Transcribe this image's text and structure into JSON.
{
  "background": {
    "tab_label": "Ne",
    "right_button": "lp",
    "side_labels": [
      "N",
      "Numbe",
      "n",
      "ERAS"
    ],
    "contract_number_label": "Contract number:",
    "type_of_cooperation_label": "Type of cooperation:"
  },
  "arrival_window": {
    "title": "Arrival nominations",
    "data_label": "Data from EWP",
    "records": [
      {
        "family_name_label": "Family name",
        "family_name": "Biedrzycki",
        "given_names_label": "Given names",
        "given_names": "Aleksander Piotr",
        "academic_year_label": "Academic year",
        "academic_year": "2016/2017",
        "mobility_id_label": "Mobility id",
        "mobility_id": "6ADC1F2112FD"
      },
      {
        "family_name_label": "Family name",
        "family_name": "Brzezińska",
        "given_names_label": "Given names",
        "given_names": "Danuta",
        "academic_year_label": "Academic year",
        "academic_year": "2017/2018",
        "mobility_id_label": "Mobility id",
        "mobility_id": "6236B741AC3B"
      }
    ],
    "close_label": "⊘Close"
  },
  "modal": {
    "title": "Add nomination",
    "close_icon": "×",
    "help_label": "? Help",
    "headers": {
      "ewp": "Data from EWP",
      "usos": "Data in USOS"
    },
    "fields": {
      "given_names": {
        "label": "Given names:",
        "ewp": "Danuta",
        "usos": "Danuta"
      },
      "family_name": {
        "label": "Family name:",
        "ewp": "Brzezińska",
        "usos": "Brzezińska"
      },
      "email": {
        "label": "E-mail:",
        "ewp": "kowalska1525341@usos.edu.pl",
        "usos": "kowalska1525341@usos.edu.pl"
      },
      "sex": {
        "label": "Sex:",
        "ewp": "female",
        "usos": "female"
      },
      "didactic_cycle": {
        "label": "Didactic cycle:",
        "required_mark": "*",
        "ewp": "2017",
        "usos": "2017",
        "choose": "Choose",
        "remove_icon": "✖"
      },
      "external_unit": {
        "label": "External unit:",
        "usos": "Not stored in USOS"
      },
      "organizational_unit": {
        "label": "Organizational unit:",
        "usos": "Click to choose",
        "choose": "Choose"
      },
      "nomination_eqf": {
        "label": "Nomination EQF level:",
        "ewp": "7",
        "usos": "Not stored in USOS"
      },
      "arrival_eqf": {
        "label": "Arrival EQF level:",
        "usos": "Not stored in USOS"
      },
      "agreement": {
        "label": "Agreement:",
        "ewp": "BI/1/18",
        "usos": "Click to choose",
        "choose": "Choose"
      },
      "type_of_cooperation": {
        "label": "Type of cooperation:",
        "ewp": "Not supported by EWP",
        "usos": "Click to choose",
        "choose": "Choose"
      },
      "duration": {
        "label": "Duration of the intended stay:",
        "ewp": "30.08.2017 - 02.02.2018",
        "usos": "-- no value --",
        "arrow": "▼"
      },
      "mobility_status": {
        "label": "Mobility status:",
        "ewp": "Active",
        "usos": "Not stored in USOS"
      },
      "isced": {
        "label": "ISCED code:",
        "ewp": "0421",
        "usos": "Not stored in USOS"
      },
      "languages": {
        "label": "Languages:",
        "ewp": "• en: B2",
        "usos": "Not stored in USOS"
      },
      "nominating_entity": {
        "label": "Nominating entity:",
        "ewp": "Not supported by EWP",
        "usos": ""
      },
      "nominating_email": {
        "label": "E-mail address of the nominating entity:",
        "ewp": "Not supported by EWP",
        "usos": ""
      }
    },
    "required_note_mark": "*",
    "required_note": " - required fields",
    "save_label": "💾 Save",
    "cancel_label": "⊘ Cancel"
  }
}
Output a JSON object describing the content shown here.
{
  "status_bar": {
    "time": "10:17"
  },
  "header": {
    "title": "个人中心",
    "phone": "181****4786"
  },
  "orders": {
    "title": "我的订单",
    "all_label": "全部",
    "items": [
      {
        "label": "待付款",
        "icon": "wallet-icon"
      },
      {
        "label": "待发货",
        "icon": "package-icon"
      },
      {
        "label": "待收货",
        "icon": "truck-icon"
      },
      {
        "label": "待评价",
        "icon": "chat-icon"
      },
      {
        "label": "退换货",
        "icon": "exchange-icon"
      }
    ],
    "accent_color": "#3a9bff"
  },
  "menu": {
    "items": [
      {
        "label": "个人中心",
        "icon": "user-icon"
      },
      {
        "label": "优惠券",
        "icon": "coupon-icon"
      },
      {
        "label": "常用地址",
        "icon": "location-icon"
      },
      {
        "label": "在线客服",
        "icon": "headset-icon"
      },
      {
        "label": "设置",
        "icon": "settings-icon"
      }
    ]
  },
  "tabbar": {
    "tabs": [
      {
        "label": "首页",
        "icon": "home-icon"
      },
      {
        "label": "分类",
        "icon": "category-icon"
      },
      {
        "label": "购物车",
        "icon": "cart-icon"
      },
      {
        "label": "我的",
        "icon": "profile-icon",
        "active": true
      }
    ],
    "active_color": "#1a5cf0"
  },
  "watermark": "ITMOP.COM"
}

══════════

▸ Set task
Go through the listing above and report how many of its lines contain the word "fields", with only the number as output.

▸ Task output
2